*EXCERPT:*
Cops quickly took Coste into custody without incident. At the time of the attack, the Stillwell Ave. station, which is the last stop for the D, F, N, and Q lines, was teeming with police officers, homeless advocates and mental health professionals conducting wellness checks on homeless riders, a source with knowledge of the case.

Coste was charged with assault on a transit employee, harassment and menacing and was ordered released without bail during a brief arraignment in Brooklyn Criminal Court. He’s expected to face the charges in March. The judge also ordered Coste to stay clear of the MTA employee.

This was his first arrest, a police source said.

Before joining Tocqueville Asset Management in 2008, Coste was a senior vice president of global investments at U.S. Trust, according to his company biography.

*THE REQUEST:*
Write what follows in the news report on Coste's arrest at the Stillwell Ave. station, picking up after its last sentence.

*DATASET RECORDS:*
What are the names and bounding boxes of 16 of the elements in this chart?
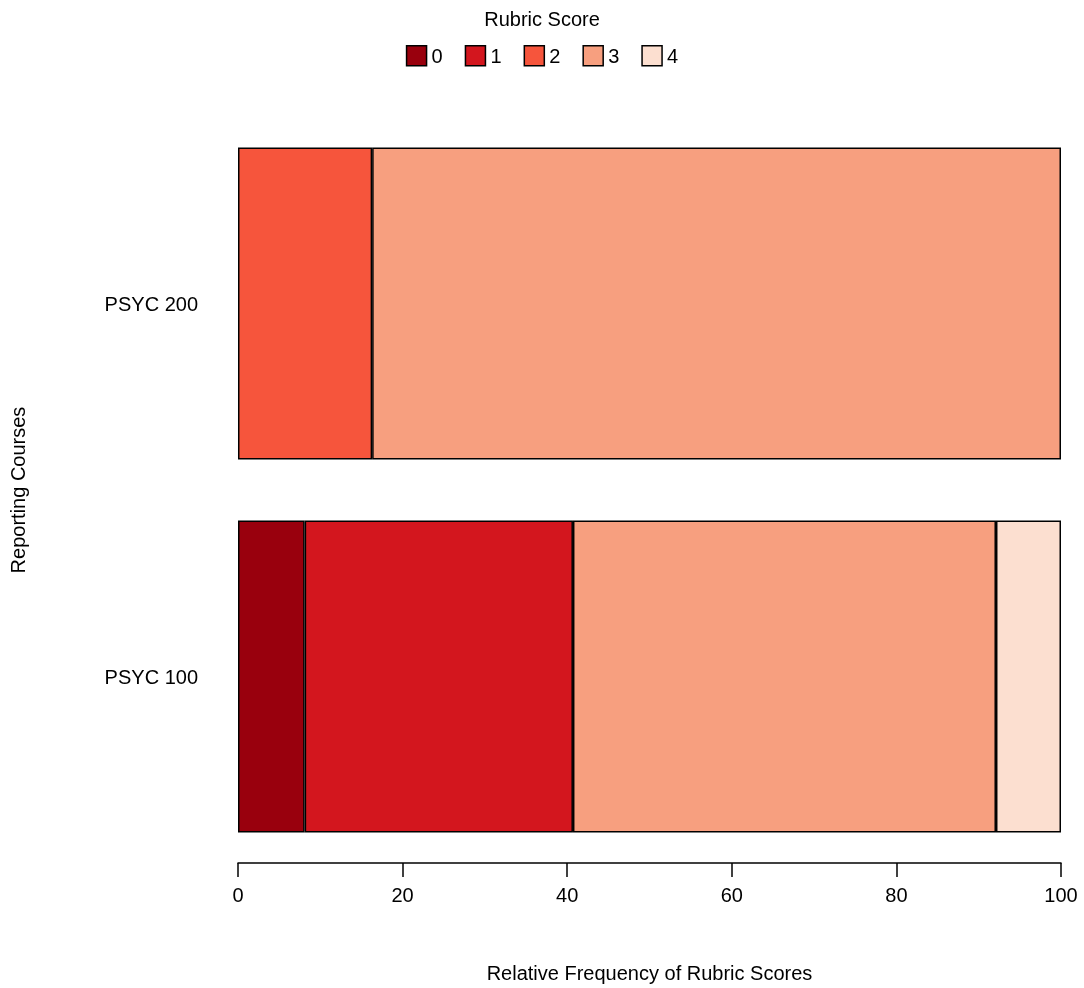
==
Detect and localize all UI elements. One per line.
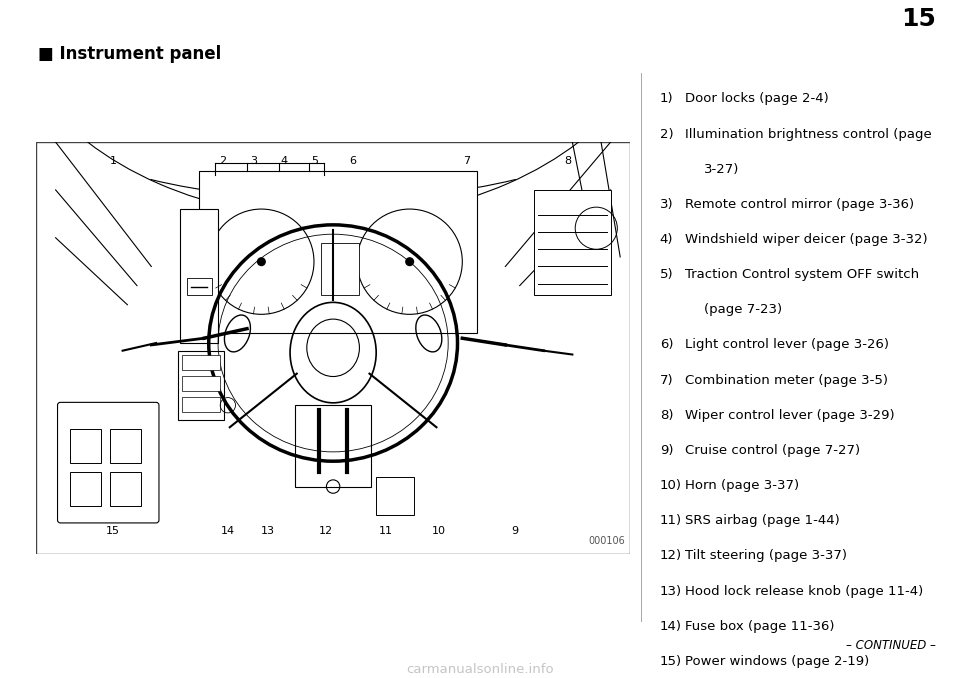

*OUTPUT FOR THIS EXERCISE:*
Sporting a black eye and scratches to his face, Coste declined to comment and brushed past a Daily News reporter when asked about the dust-up. Workers were busy outside the home installing Christmas lights and decorations to the front of the Boerum Hill brownstone where he lives. His wife also refused to talk to the Daily News, slamming the door in the reporter’s face.

“Train operators work at all hours of the day and night to keep this city moving,” NYC Transit Chief Operating Officer Craig Cipriano said Saturday. “We have zero tolerance when they are senselessly attacked and are grateful to the NYPD for swiftly apprehending the suspect.”